What you should do =
Whenever a line contains the string "this", copy it out of the entries.

— START OF Recorded data —

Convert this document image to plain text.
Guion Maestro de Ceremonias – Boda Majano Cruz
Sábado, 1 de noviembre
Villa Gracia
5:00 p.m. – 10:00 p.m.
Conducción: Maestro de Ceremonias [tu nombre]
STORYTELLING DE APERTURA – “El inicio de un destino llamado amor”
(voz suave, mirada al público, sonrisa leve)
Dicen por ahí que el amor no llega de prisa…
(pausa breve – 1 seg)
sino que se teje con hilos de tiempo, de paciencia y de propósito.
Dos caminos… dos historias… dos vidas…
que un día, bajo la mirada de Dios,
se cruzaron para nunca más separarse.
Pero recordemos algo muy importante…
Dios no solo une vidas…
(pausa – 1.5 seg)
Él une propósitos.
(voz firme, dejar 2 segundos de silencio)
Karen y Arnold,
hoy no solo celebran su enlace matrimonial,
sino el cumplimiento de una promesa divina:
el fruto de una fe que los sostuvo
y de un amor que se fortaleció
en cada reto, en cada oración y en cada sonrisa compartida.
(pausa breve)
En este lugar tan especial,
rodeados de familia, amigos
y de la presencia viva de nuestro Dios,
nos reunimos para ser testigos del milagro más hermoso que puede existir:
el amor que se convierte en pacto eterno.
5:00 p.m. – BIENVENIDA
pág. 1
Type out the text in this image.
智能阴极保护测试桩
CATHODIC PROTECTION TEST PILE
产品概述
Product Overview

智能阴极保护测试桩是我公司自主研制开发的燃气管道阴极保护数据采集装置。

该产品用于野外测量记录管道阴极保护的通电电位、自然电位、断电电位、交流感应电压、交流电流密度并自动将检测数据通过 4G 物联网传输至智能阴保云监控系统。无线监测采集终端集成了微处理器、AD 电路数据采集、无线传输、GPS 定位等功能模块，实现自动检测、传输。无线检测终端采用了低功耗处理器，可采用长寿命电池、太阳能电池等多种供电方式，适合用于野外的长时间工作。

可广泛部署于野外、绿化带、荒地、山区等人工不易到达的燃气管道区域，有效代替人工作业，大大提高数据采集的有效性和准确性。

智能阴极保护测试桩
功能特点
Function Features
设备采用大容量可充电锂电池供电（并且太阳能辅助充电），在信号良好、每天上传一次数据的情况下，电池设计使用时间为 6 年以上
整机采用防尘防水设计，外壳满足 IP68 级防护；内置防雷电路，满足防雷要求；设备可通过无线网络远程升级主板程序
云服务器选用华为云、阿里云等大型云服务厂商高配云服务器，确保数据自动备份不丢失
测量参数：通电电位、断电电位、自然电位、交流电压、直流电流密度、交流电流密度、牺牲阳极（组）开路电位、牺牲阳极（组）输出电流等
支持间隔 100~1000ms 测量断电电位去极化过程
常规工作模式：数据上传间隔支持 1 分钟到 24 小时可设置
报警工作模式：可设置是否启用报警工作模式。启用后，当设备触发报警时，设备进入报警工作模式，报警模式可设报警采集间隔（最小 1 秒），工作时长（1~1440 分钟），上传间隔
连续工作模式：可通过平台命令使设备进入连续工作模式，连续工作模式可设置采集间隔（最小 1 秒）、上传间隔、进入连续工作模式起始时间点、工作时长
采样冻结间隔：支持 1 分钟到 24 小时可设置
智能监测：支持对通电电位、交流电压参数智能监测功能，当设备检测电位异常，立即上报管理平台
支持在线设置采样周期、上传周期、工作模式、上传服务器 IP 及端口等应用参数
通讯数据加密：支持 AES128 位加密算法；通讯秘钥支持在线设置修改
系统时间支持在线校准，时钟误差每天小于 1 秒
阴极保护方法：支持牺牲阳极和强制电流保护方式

— END OF Recorded data —

The output =
Convert this document image to plain text.
Type out the text in this image.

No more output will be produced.